-- Start --
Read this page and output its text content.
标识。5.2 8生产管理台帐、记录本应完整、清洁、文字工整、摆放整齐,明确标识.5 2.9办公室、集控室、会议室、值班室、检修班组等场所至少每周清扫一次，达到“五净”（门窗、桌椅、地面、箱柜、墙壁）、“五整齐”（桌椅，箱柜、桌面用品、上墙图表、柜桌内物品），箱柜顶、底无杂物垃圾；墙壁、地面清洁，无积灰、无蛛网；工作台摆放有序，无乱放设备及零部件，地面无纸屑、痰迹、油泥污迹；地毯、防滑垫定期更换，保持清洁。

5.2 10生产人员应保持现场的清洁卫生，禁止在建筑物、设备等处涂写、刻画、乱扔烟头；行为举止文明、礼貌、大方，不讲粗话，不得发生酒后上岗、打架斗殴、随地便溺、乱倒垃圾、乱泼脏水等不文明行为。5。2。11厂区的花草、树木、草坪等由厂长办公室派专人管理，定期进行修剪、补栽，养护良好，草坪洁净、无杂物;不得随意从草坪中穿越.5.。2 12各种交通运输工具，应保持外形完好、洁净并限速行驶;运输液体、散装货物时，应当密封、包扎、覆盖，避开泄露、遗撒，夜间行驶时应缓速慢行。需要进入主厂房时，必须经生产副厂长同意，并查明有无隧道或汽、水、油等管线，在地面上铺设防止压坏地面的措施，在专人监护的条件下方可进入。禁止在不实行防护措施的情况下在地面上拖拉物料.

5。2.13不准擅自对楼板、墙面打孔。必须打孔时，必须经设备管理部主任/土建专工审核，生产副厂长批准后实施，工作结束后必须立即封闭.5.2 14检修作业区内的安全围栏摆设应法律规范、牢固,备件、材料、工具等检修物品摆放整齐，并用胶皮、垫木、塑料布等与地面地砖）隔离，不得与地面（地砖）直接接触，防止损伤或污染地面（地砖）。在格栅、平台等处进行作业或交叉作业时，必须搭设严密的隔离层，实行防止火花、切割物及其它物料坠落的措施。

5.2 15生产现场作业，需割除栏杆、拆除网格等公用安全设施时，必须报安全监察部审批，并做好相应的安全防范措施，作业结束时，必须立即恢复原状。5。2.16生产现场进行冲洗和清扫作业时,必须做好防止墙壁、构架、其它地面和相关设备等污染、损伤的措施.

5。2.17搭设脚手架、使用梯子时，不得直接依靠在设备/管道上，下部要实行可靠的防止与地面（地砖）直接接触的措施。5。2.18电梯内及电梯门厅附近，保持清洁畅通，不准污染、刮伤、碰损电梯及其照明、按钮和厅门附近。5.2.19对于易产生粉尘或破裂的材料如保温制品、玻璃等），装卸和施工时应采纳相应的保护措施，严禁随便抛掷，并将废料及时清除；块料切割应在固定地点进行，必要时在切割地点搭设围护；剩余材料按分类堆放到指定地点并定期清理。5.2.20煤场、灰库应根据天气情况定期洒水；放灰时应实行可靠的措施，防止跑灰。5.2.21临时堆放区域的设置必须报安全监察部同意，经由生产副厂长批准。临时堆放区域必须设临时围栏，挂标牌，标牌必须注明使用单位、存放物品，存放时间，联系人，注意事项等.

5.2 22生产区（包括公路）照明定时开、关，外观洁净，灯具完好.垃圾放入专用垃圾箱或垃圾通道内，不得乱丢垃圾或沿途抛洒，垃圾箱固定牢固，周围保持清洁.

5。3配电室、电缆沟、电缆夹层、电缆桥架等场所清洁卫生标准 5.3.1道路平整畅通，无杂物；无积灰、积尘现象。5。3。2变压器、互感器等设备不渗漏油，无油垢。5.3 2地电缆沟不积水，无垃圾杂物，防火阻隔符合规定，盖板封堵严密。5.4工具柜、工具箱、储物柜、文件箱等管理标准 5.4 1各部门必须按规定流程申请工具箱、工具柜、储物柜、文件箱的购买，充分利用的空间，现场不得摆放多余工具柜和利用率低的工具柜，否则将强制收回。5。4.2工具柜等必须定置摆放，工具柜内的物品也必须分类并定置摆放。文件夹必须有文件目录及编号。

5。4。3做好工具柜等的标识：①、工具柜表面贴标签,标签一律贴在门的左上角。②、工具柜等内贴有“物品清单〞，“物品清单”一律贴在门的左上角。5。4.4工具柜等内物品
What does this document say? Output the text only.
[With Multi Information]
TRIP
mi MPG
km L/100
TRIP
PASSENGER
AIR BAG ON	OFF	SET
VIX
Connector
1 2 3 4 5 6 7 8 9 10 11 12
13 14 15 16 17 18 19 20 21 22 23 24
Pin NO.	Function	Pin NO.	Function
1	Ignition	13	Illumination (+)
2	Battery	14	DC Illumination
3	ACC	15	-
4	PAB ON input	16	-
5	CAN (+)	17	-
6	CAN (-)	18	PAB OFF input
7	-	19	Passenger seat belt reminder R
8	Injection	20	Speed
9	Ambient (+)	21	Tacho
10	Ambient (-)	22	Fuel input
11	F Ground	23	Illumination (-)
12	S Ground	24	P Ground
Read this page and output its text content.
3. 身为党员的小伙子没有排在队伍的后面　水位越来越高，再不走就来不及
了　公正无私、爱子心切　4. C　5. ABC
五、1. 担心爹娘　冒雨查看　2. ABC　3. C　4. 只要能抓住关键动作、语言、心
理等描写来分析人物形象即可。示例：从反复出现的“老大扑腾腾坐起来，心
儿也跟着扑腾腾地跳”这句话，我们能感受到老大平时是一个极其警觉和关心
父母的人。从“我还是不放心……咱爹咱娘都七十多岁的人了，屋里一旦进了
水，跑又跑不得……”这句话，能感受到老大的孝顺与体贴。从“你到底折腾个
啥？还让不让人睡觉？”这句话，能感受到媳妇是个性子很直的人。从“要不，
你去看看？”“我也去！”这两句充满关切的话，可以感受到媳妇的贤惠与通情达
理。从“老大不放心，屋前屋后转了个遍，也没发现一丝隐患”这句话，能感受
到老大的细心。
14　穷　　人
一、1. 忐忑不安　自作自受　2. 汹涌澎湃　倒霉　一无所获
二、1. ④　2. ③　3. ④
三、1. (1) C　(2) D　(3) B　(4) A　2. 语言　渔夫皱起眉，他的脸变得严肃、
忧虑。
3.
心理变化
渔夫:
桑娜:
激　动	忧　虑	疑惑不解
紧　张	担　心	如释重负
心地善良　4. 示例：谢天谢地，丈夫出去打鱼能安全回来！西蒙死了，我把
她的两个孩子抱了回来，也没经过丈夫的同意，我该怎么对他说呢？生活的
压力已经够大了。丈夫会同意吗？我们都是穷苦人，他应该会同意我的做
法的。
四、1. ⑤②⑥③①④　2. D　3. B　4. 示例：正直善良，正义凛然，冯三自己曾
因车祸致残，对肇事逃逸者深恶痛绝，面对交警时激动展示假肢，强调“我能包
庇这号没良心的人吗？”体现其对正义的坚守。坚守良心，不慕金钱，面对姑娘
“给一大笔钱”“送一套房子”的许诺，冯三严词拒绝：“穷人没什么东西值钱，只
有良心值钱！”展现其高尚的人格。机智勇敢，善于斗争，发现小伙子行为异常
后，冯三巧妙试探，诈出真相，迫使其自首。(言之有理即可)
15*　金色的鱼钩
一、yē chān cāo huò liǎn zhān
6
-- End --
> WRITTEN EXERCISE:
Look through the records above and report how many lines hold the word "Ground", giving only the number.

> CORRECT RESPONSE:
2